┌─ Text segment

# Forum Home Renovation Concreting  How to cut a nice square hole in hard concrete?

## Watters

I have a demolition hammer which can make a hole in concrete easy as. However, the hole it creates is untidy. 
I would like to be able to do cuts in the concrete first before bringing out the demolition hammer to dig the concrete. 
I suppose it will be necessary to go down about 5cm with the cuts in order to stop the demolition hammer from breaking things lower down in a manner that will pull chunks from the nice cuts in the concrete. 
Would a diamond blade attached to something like the Bosch 150mm 18V Lithium-ion cordless saw do the job?
This would be dry cutting (wet saws are expensive).

----------


## r3nov8or

Please don't put a blade in a saw that it's not designed for. Although cordless is getting pretty good I'd go with 240v if possible. A 9" grinder with diamond blade would be good. Other options are wet saws, which are affordable hired if you have a bit to do. The larger the blade the closer you will be able to cut into the corners, without over cutting, if that's an issue.

----------


## Ozcar

> The larger the blade the closer you will be able to cut into the corners, without over cutting, if that's an issue.

  I don't get the reason for that - I would have thought you could get closer to the corner with a smaller blade? 
I would drill holes right through in each corner first anyway. 
I have found the "turbo" blades work quite well, but I have only used smaller sizes, up to 125mm diam.

----------


## Marc

What size square hole, what size concrete, for what purpose, what size jackhammer ...  :Smilie:

----------


## r3nov8or

> I don't get the reason for that - I would have thought you could get closer to the corner with a smaller blade? 
> I would drill holes right through in each corner first anyway.
>  ...

  See my picture. I guess rather than closer I meant "closer to the edge at some depth", if you get my meaning.  
Drilling the corners is a good idea

----------


## Ozcar

> See my picture. I guess rather than closer I meant "closer to the edge at some depth", if you get my meaning.  
> Drilling the corners is a good idea

  OK, got it - I think. Maybe it would be different if the diameter of the blade was bigger than the size of hole you wanted, but thinking about that makes my head hurt.

└─
┌─ Data for the task

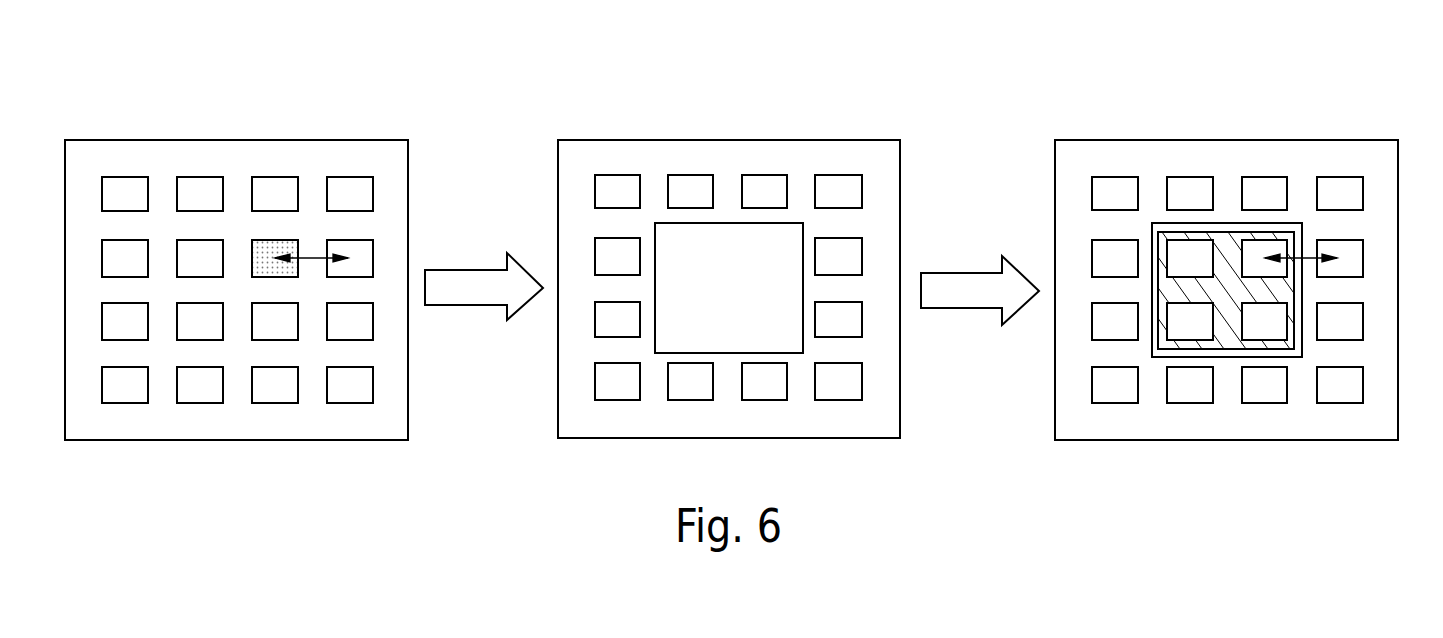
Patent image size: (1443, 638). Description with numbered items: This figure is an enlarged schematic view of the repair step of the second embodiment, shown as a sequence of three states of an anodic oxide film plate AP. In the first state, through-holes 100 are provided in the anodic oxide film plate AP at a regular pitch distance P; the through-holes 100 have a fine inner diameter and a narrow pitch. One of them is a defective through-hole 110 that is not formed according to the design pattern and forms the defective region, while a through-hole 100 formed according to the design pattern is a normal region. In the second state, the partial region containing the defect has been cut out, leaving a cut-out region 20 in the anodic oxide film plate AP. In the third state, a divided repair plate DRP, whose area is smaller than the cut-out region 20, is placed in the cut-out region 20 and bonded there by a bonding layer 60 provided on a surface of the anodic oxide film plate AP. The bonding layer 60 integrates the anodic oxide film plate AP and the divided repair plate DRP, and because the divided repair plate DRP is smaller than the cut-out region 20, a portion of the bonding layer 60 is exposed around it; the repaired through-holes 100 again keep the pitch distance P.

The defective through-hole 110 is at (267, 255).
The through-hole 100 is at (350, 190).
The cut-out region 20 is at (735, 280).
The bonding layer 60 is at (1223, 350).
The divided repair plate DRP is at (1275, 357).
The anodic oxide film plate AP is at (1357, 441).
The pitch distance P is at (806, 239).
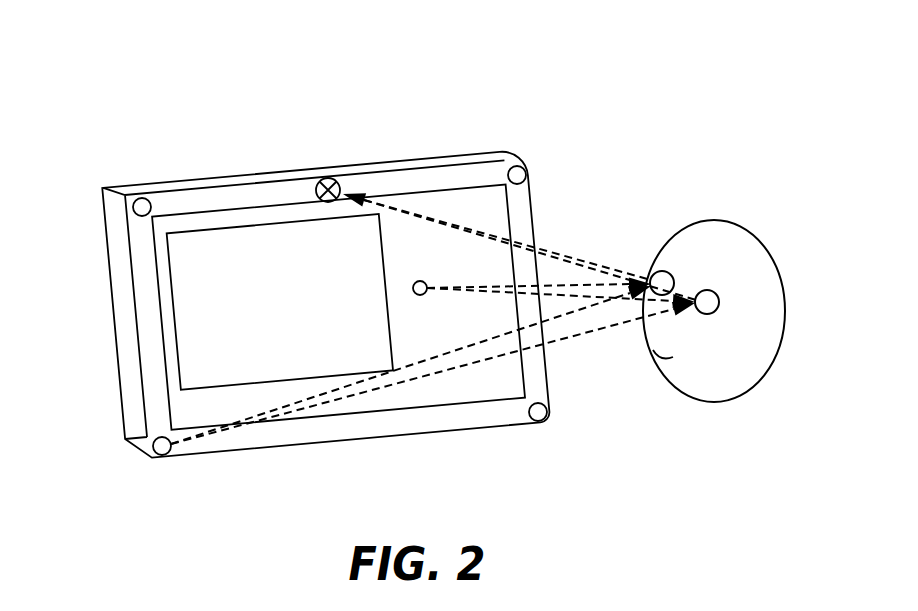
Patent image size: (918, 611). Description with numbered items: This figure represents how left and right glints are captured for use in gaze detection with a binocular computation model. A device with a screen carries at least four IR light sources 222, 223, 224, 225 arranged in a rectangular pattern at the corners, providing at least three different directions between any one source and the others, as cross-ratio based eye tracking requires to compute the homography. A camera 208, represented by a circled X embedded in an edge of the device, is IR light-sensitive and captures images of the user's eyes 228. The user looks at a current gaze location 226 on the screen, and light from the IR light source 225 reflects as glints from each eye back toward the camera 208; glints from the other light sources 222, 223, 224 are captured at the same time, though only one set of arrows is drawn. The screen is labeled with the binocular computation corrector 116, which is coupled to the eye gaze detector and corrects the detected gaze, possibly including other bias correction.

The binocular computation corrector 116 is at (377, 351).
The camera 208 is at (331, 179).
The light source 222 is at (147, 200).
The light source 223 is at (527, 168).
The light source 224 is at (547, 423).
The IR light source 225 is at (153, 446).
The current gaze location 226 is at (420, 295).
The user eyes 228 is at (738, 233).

└─

- _Problems to work on_:
A: For the forum thread on cutting a square hole in concrete, state whether each statement agrees with it, answering yes or no and quoting the deciding words: (i) r3nov8or suggests a 9" grinder with a diamond blade; (ii) Ozcar has used turbo blades larger than 125mm; (iii) Watters intends to cut the concrete wet.
B: From the listing, return the lines unchanged, beginning with the line that contains "Patent image size: (918, 611)." and continuing through the line that contains "The binocular computation corrector 116 is".

- _Exercise results_:
A:
(i) Yes: "A 9" grinder with diamond blade would be good."
(ii) No: "I have only used smaller sizes, up to 125mm diam."
(iii) No: "This would be dry cutting (wet saws are expensive)."

B:
Patent image size: (918, 611). Description with numbered items: This figure represents how left and right glints are captured for use in gaze detection with a binocular computation model. A device with a screen carries at least four IR light sources 222, 223, 224, 225 arranged in a rectangular pattern at the corners, providing at least three different directions between any one source and the others, as cross-ratio based eye tracking requires to compute the homography. A camera 208, represented by a circled X embedded in an edge of the device, is IR light-sensitive and captures images of the user's eyes 228. The user looks at a current gaze location 226 on the screen, and light from the IR light source 225 reflects as glints from each eye back toward the camera 208; glints from the other light sources 222, 223, 224 are captured at the same time, though only one set of arrows is drawn. The screen is labeled with the binocular computation corrector 116, which is coupled to the eye gaze detector and corrects the detected gaze, possibly including other bias correction.

The binocular computation corrector 116 is at (377, 351).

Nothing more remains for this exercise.